*Information supplied*
+===+

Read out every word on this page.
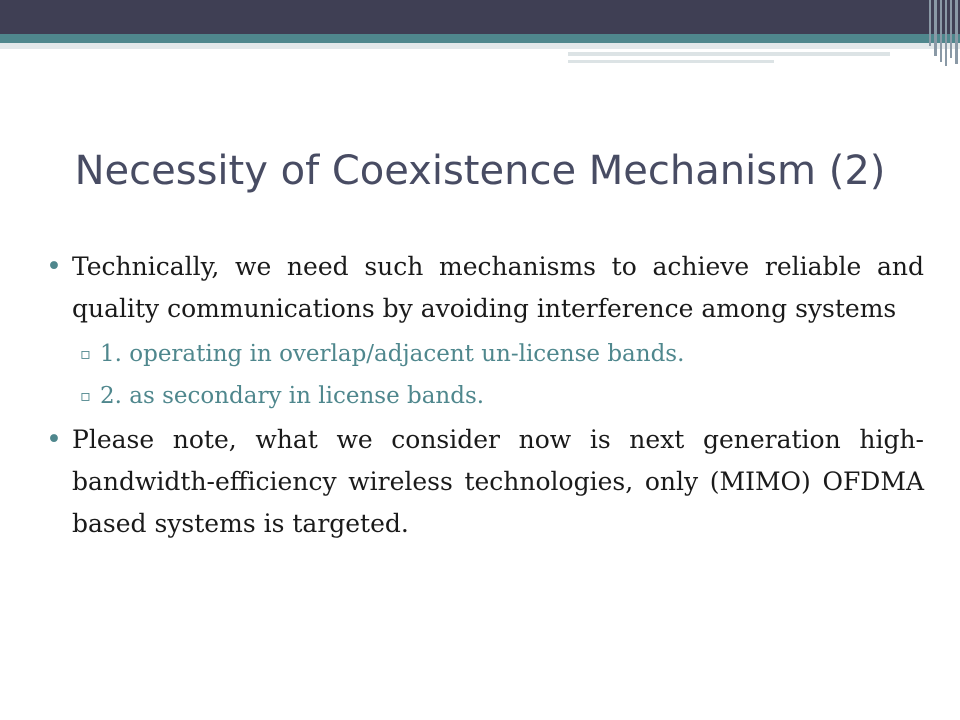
Necessity of Coexistence Mechanism (2)
• Technically, we need such mechanisms to achieve reliable and quality communications by avoiding interference among systems
▫ 1. operating in overlap/adjacent un-license bands.
▫ 2. as secondary in license bands.
• Please note, what we consider now is next generation high-bandwidth-efficiency wireless technologies, only (MIMO) OFDMA based systems is targeted.
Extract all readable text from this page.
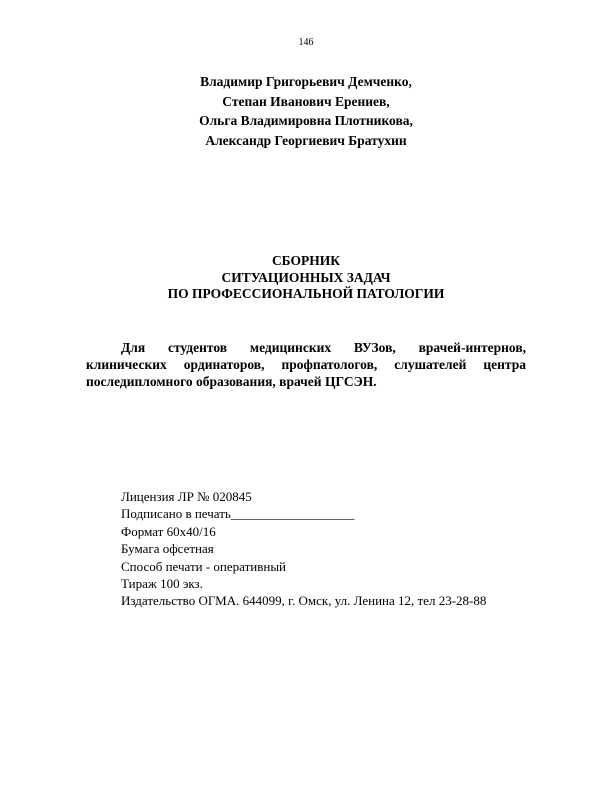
146
Владимир Григорьевич Демченко,
Степан Иванович Ерениев,
Ольга Владимировна Плотникова,
Александр Георгиевич Братухин
СБОРНИК
СИТУАЦИОННЫХ ЗАДАЧ
ПО ПРОФЕССИОНАЛЬНОЙ ПАТОЛОГИИ
Для студентов медицинских ВУЗов, врачей-интернов, клинических ординаторов, профпатологов, слушателей центра последипломного образования, врачей ЦГСЭН.
Лицензия ЛР № 020845
Подписано в печать___________________
Формат 60х40/16
Бумага офсетная
Способ печати - оперативный
Тираж 100 экз.
Издательство ОГМА. 644099, г. Омск, ул. Ленина 12, тел 23-28-88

+===+

Write out the whole listing again, exactly, with no pictures.

*Solution to the exercise*
Read out every word on this page.
Necessity of Coexistence Mechanism (2)
• Technically, we need such mechanisms to achieve reliable and quality communications by avoiding interference among systems
▫ 1. operating in overlap/adjacent un-license bands.
▫ 2. as secondary in license bands.
• Please note, what we consider now is next generation high-bandwidth-efficiency wireless technologies, only (MIMO) OFDMA based systems is targeted.
Extract all readable text from this page.
146
Владимир Григорьевич Демченко,
Степан Иванович Ерениев,
Ольга Владимировна Плотникова,
Александр Георгиевич Братухин
СБОРНИК
СИТУАЦИОННЫХ ЗАДАЧ
ПО ПРОФЕССИОНАЛЬНОЙ ПАТОЛОГИИ
Для студентов медицинских ВУЗов, врачей-интернов, клинических ординаторов, профпатологов, слушателей центра последипломного образования, врачей ЦГСЭН.
Лицензия ЛР № 020845
Подписано в печать___________________
Формат 60х40/16
Бумага офсетная
Способ печати - оперативный
Тираж 100 экз.
Издательство ОГМА. 644099, г. Омск, ул. Ленина 12, тел 23-28-88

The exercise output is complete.